*EXERCISE OBJECTIVE:* Read the records beneath this task and copy every line that contains the string "western".

─── RECORDS FOR PROCESSING

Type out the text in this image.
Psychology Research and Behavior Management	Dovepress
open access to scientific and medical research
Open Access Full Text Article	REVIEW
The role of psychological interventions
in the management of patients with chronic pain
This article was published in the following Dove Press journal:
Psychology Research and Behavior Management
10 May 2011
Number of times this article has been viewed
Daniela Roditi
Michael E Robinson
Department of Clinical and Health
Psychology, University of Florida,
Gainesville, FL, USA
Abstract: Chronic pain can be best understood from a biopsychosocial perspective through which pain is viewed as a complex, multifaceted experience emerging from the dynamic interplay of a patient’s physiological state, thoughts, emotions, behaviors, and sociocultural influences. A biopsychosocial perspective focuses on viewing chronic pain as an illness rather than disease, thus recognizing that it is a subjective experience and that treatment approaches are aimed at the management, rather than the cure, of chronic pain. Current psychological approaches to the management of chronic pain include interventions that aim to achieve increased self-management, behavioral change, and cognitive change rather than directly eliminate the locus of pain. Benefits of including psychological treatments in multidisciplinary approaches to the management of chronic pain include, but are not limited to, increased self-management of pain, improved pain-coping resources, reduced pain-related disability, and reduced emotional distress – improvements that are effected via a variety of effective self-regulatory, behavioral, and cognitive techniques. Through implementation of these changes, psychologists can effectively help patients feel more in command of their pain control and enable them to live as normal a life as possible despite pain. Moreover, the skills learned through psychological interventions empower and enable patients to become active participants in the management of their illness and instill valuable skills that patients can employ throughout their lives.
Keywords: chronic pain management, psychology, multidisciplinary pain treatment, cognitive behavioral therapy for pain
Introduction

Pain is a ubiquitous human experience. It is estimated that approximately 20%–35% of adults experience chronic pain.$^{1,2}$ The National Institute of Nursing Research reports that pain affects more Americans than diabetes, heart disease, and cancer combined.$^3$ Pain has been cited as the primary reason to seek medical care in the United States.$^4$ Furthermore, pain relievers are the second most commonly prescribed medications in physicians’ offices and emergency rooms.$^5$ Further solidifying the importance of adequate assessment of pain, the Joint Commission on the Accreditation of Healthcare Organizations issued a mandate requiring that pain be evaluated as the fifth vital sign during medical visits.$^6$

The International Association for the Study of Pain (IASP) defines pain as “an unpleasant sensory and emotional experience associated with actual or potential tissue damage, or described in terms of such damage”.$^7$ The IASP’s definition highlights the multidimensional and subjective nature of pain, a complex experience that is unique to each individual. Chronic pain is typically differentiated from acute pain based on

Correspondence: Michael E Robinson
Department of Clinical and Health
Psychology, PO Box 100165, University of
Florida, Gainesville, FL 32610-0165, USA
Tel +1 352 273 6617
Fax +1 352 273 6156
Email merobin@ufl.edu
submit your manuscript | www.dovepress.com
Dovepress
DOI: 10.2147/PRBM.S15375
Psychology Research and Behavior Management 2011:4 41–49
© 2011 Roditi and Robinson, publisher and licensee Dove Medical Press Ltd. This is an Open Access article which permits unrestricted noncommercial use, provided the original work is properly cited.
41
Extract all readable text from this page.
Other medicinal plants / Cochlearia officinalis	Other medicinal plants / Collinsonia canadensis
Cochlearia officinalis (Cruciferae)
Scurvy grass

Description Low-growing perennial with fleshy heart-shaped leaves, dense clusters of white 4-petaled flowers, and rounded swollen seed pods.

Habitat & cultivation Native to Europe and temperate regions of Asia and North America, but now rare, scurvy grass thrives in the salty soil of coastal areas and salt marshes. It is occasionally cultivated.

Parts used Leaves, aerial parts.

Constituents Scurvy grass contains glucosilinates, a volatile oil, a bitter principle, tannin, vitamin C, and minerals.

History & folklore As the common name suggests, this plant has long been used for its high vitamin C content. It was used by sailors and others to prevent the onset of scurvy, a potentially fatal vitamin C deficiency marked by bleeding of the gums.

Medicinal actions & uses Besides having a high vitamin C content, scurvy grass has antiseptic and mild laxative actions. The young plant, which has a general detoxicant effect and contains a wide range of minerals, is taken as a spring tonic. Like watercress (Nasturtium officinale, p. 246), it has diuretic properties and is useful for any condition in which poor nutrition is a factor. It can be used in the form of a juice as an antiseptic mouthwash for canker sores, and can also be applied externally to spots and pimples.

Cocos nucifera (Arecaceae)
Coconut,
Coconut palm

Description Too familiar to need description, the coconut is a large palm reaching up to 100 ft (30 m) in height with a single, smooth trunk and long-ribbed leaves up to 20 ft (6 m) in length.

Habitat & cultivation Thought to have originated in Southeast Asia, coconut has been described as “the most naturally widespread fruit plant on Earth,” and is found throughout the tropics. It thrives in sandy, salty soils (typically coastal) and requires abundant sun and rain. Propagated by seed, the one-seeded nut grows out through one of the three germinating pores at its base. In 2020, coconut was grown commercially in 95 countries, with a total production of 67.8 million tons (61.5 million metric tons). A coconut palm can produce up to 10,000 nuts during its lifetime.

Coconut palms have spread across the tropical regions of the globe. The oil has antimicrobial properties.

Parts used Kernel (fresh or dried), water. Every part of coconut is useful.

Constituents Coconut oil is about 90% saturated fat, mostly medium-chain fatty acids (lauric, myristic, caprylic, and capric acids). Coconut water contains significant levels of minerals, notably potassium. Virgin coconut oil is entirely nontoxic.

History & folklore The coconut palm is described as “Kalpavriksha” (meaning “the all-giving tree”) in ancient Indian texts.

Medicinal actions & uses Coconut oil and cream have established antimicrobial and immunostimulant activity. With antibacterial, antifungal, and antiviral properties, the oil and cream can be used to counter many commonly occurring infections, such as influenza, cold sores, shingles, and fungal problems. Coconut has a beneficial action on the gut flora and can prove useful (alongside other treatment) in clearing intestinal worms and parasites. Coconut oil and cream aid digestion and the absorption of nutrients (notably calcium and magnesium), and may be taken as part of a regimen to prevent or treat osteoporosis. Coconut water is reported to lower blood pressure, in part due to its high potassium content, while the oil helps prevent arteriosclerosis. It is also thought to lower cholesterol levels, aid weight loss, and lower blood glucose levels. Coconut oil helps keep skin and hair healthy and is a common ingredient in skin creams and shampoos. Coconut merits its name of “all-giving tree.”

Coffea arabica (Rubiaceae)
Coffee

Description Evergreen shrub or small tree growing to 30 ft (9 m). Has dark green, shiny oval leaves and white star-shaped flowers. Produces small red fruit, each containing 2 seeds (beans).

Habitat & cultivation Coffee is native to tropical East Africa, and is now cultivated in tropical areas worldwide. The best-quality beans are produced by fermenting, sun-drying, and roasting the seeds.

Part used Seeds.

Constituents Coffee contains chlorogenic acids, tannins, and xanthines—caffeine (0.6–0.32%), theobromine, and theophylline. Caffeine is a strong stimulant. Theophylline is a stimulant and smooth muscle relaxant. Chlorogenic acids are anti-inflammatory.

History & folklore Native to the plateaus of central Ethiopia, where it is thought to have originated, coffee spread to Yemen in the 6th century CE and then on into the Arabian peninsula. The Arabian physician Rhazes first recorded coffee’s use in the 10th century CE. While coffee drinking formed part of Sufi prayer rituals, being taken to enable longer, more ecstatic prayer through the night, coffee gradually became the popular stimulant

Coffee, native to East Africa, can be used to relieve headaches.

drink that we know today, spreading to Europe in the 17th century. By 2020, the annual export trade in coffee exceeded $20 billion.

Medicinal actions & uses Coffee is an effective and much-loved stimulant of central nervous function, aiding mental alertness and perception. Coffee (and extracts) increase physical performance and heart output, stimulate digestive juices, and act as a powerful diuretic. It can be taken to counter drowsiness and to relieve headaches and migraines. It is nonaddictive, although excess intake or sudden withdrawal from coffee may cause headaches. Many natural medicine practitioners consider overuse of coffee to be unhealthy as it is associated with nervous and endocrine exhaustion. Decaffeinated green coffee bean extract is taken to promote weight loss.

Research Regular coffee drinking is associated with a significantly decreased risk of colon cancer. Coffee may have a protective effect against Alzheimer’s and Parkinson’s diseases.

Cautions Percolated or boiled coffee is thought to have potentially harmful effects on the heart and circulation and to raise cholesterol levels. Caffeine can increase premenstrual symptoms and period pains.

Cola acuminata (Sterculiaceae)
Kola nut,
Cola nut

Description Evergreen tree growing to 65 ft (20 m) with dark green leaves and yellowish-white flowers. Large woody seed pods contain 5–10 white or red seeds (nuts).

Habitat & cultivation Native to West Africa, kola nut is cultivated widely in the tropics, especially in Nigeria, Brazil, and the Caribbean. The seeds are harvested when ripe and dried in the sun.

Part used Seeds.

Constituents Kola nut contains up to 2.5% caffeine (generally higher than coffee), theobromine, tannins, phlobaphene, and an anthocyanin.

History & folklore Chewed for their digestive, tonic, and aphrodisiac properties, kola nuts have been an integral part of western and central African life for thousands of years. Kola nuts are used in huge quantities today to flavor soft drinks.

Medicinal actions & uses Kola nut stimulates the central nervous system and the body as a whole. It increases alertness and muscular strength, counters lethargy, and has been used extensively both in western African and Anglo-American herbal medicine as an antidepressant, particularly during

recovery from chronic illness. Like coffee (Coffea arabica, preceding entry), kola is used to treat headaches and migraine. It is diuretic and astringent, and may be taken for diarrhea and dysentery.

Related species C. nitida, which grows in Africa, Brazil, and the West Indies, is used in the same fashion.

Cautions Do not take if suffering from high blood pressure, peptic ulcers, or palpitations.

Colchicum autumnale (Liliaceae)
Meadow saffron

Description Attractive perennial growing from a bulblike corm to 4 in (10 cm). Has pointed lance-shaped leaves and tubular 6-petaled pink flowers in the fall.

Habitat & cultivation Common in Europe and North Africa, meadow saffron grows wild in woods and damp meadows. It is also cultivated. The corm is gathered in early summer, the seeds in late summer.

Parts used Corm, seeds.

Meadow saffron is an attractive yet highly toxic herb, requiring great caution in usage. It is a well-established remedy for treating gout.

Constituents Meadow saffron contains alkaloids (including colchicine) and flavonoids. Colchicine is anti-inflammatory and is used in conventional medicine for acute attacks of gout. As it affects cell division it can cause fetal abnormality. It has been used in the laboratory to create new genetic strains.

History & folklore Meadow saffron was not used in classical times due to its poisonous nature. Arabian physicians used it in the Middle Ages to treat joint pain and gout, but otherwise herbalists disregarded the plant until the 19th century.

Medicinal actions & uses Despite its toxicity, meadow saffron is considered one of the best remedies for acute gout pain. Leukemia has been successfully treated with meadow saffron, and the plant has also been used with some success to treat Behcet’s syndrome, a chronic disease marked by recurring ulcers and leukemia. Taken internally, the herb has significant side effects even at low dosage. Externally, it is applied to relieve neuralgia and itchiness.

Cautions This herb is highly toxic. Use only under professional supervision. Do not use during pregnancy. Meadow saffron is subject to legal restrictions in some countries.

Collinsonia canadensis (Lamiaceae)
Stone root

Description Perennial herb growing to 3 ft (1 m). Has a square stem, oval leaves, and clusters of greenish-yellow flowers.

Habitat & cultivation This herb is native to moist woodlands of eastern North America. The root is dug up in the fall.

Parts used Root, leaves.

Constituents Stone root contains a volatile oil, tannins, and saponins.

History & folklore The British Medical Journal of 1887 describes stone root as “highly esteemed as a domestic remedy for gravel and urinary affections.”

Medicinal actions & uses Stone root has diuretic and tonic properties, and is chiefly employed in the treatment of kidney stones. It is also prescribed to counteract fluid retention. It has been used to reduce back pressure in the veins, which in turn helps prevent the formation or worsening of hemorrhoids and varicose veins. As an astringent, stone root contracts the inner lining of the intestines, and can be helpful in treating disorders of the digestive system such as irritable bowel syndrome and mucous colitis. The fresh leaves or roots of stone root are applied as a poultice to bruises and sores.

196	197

──────

*SOLUTION TO THIS EXERCISE:*
History & folklore Chewed for their digestive, tonic, and aphrodisiac properties, kola nuts have been an integral part of western and central African life for thousands of years. Kola nuts are used in huge quantities today to flavor soft drinks.
Medicinal actions & uses Kola nut stimulates the central nervous system and the body as a whole. It increases alertness and muscular strength, counters lethargy, and has been used extensively both in western African and Anglo-American herbal medicine as an antidepressant, particularly during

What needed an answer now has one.